-- TASK GOAL --
Each line below is to be written out in full, exactly as shown.

"""

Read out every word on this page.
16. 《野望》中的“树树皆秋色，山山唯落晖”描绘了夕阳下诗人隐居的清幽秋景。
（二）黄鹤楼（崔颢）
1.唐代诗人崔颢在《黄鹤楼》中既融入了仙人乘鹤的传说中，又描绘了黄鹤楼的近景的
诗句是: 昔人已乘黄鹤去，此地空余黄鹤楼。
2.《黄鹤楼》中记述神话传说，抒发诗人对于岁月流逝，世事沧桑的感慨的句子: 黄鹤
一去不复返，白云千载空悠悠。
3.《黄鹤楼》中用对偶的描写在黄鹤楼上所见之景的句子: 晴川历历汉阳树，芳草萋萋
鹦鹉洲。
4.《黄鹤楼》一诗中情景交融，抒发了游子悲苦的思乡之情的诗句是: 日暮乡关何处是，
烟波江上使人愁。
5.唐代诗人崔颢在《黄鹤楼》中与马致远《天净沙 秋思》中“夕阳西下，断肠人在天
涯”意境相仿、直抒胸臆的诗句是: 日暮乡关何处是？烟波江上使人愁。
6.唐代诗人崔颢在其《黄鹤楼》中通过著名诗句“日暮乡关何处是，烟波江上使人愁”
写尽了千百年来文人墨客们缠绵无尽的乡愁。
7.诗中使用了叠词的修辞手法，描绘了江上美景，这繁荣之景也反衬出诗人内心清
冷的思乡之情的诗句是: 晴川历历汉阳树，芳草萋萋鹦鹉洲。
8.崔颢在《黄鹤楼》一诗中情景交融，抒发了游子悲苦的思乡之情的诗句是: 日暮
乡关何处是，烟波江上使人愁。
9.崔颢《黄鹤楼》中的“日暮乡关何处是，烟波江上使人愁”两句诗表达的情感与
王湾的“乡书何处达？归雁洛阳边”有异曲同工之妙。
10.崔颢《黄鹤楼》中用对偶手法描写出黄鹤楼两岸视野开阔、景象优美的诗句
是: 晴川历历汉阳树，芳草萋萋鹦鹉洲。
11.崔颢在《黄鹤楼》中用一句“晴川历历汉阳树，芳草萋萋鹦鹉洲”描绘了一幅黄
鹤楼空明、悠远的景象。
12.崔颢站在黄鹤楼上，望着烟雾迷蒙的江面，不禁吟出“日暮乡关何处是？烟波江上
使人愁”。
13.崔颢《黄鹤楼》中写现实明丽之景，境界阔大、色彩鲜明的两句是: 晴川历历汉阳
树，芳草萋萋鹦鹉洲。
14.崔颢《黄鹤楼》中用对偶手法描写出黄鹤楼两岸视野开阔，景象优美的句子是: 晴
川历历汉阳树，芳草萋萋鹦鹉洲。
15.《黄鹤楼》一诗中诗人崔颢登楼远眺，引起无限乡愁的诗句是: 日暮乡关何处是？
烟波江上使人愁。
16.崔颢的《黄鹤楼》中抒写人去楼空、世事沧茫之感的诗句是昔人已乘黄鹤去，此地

"""

-- FULL ANSWER --
Read out every word on this page.
16. 《野望》中的“树树皆秋色，山山唯落晖”描绘了夕阳下诗人隐居的清幽秋景。
（二）黄鹤楼（崔颢）
1.唐代诗人崔颢在《黄鹤楼》中既融入了仙人乘鹤的传说中，又描绘了黄鹤楼的近景的
诗句是: 昔人已乘黄鹤去，此地空余黄鹤楼。
2.《黄鹤楼》中记述神话传说，抒发诗人对于岁月流逝，世事沧桑的感慨的句子: 黄鹤
一去不复返，白云千载空悠悠。
3.《黄鹤楼》中用对偶的描写在黄鹤楼上所见之景的句子: 晴川历历汉阳树，芳草萋萋
鹦鹉洲。
4.《黄鹤楼》一诗中情景交融，抒发了游子悲苦的思乡之情的诗句是: 日暮乡关何处是，
烟波江上使人愁。
5.唐代诗人崔颢在《黄鹤楼》中与马致远《天净沙 秋思》中“夕阳西下，断肠人在天
涯”意境相仿、直抒胸臆的诗句是: 日暮乡关何处是？烟波江上使人愁。
6.唐代诗人崔颢在其《黄鹤楼》中通过著名诗句“日暮乡关何处是，烟波江上使人愁”
写尽了千百年来文人墨客们缠绵无尽的乡愁。
7.诗中使用了叠词的修辞手法，描绘了江上美景，这繁荣之景也反衬出诗人内心清
冷的思乡之情的诗句是: 晴川历历汉阳树，芳草萋萋鹦鹉洲。
8.崔颢在《黄鹤楼》一诗中情景交融，抒发了游子悲苦的思乡之情的诗句是: 日暮
乡关何处是，烟波江上使人愁。
9.崔颢《黄鹤楼》中的“日暮乡关何处是，烟波江上使人愁”两句诗表达的情感与
王湾的“乡书何处达？归雁洛阳边”有异曲同工之妙。
10.崔颢《黄鹤楼》中用对偶手法描写出黄鹤楼两岸视野开阔、景象优美的诗句
是: 晴川历历汉阳树，芳草萋萋鹦鹉洲。
11.崔颢在《黄鹤楼》中用一句“晴川历历汉阳树，芳草萋萋鹦鹉洲”描绘了一幅黄
鹤楼空明、悠远的景象。
12.崔颢站在黄鹤楼上，望着烟雾迷蒙的江面，不禁吟出“日暮乡关何处是？烟波江上
使人愁”。
13.崔颢《黄鹤楼》中写现实明丽之景，境界阔大、色彩鲜明的两句是: 晴川历历汉阳
树，芳草萋萋鹦鹉洲。
14.崔颢《黄鹤楼》中用对偶手法描写出黄鹤楼两岸视野开阔，景象优美的句子是: 晴
川历历汉阳树，芳草萋萋鹦鹉洲。
15.《黄鹤楼》一诗中诗人崔颢登楼远眺，引起无限乡愁的诗句是: 日暮乡关何处是？
烟波江上使人愁。
16.崔颢的《黄鹤楼》中抒写人去楼空、世事沧茫之感的诗句是昔人已乘黄鹤去，此地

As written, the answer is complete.